TASK INPUT

•••••

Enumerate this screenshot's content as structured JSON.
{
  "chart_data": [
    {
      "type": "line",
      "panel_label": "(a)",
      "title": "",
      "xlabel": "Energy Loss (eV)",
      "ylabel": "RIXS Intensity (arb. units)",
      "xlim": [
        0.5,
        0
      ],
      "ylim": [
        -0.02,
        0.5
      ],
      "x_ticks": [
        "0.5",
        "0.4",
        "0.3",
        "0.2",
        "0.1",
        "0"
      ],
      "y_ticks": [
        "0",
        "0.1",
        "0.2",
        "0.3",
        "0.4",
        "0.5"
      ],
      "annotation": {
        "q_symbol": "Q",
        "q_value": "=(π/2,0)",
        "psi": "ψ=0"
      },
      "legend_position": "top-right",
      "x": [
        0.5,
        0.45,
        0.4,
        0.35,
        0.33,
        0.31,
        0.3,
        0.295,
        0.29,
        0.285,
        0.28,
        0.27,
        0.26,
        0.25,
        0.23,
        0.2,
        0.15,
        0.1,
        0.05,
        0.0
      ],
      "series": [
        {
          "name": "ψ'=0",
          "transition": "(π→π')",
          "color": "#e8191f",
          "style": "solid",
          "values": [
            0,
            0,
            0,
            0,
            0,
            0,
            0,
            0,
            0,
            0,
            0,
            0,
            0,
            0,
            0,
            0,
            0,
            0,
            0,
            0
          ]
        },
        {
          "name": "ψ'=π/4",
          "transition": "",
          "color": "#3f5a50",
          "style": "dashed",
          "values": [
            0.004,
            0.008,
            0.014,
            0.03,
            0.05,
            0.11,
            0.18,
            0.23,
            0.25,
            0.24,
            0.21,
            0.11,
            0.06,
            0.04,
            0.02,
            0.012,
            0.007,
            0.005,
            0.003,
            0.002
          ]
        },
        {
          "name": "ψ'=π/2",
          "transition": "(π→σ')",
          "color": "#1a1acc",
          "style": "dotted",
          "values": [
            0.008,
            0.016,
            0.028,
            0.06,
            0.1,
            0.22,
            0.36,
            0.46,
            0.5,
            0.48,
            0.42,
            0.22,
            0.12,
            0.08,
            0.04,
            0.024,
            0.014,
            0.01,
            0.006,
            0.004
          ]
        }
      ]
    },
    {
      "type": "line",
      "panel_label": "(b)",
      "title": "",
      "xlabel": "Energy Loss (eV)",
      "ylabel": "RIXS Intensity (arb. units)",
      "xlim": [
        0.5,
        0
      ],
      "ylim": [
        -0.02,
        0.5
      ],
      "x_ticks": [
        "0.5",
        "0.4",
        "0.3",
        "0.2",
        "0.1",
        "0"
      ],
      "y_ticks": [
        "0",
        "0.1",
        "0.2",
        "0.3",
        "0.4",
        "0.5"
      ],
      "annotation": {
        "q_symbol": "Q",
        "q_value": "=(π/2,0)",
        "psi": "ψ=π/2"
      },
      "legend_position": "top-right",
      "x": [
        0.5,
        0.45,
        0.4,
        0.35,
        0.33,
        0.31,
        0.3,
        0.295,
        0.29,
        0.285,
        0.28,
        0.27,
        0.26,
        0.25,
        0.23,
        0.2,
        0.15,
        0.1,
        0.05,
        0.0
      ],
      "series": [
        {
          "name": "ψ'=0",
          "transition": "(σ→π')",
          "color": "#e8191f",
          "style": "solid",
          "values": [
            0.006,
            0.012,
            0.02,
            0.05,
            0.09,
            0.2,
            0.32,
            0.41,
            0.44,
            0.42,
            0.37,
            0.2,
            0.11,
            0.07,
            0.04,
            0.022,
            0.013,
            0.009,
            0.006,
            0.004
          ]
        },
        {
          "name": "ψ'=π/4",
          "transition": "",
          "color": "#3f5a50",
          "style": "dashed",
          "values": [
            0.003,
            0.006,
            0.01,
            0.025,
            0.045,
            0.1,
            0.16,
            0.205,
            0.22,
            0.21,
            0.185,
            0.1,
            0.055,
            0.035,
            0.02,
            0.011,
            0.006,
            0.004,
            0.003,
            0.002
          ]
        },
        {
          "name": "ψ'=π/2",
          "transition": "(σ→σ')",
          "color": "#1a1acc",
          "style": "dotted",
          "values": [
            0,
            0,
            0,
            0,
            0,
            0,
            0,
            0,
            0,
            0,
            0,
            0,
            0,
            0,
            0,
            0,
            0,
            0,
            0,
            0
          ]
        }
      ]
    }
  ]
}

•••••

SHORT EXERCISE
Write out the records above again, keeping each one identical to the original.

TASK OUTPUT
Enumerate this screenshot's content as structured JSON.
{
  "chart_data": [
    {
      "type": "line",
      "panel_label": "(a)",
      "title": "",
      "xlabel": "Energy Loss (eV)",
      "ylabel": "RIXS Intensity (arb. units)",
      "xlim": [
        0.5,
        0
      ],
      "ylim": [
        -0.02,
        0.5
      ],
      "x_ticks": [
        "0.5",
        "0.4",
        "0.3",
        "0.2",
        "0.1",
        "0"
      ],
      "y_ticks": [
        "0",
        "0.1",
        "0.2",
        "0.3",
        "0.4",
        "0.5"
      ],
      "annotation": {
        "q_symbol": "Q",
        "q_value": "=(π/2,0)",
        "psi": "ψ=0"
      },
      "legend_position": "top-right",
      "x": [
        0.5,
        0.45,
        0.4,
        0.35,
        0.33,
        0.31,
        0.3,
        0.295,
        0.29,
        0.285,
        0.28,
        0.27,
        0.26,
        0.25,
        0.23,
        0.2,
        0.15,
        0.1,
        0.05,
        0.0
      ],
      "series": [
        {
          "name": "ψ'=0",
          "transition": "(π→π')",
          "color": "#e8191f",
          "style": "solid",
          "values": [
            0,
            0,
            0,
            0,
            0,
            0,
            0,
            0,
            0,
            0,
            0,
            0,
            0,
            0,
            0,
            0,
            0,
            0,
            0,
            0
          ]
        },
        {
          "name": "ψ'=π/4",
          "transition": "",
          "color": "#3f5a50",
          "style": "dashed",
          "values": [
            0.004,
            0.008,
            0.014,
            0.03,
            0.05,
            0.11,
            0.18,
            0.23,
            0.25,
            0.24,
            0.21,
            0.11,
            0.06,
            0.04,
            0.02,
            0.012,
            0.007,
            0.005,
            0.003,
            0.002
          ]
        },
        {
          "name": "ψ'=π/2",
          "transition": "(π→σ')",
          "color": "#1a1acc",
          "style": "dotted",
          "values": [
            0.008,
            0.016,
            0.028,
            0.06,
            0.1,
            0.22,
            0.36,
            0.46,
            0.5,
            0.48,
            0.42,
            0.22,
            0.12,
            0.08,
            0.04,
            0.024,
            0.014,
            0.01,
            0.006,
            0.004
          ]
        }
      ]
    },
    {
      "type": "line",
      "panel_label": "(b)",
      "title": "",
      "xlabel": "Energy Loss (eV)",
      "ylabel": "RIXS Intensity (arb. units)",
      "xlim": [
        0.5,
        0
      ],
      "ylim": [
        -0.02,
        0.5
      ],
      "x_ticks": [
        "0.5",
        "0.4",
        "0.3",
        "0.2",
        "0.1",
        "0"
      ],
      "y_ticks": [
        "0",
        "0.1",
        "0.2",
        "0.3",
        "0.4",
        "0.5"
      ],
      "annotation": {
        "q_symbol": "Q",
        "q_value": "=(π/2,0)",
        "psi": "ψ=π/2"
      },
      "legend_position": "top-right",
      "x": [
        0.5,
        0.45,
        0.4,
        0.35,
        0.33,
        0.31,
        0.3,
        0.295,
        0.29,
        0.285,
        0.28,
        0.27,
        0.26,
        0.25,
        0.23,
        0.2,
        0.15,
        0.1,
        0.05,
        0.0
      ],
      "series": [
        {
          "name": "ψ'=0",
          "transition": "(σ→π')",
          "color": "#e8191f",
          "style": "solid",
          "values": [
            0.006,
            0.012,
            0.02,
            0.05,
            0.09,
            0.2,
            0.32,
            0.41,
            0.44,
            0.42,
            0.37,
            0.2,
            0.11,
            0.07,
            0.04,
            0.022,
            0.013,
            0.009,
            0.006,
            0.004
          ]
        },
        {
          "name": "ψ'=π/4",
          "transition": "",
          "color": "#3f5a50",
          "style": "dashed",
          "values": [
            0.003,
            0.006,
            0.01,
            0.025,
            0.045,
            0.1,
            0.16,
            0.205,
            0.22,
            0.21,
            0.185,
            0.1,
            0.055,
            0.035,
            0.02,
            0.011,
            0.006,
            0.004,
            0.003,
            0.002
          ]
        },
        {
          "name": "ψ'=π/2",
          "transition": "(σ→σ')",
          "color": "#1a1acc",
          "style": "dotted",
          "values": [
            0,
            0,
            0,
            0,
            0,
            0,
            0,
            0,
            0,
            0,
            0,
            0,
            0,
            0,
            0,
            0,
            0,
            0,
            0,
            0
          ]
        }
      ]
    }
  ]
}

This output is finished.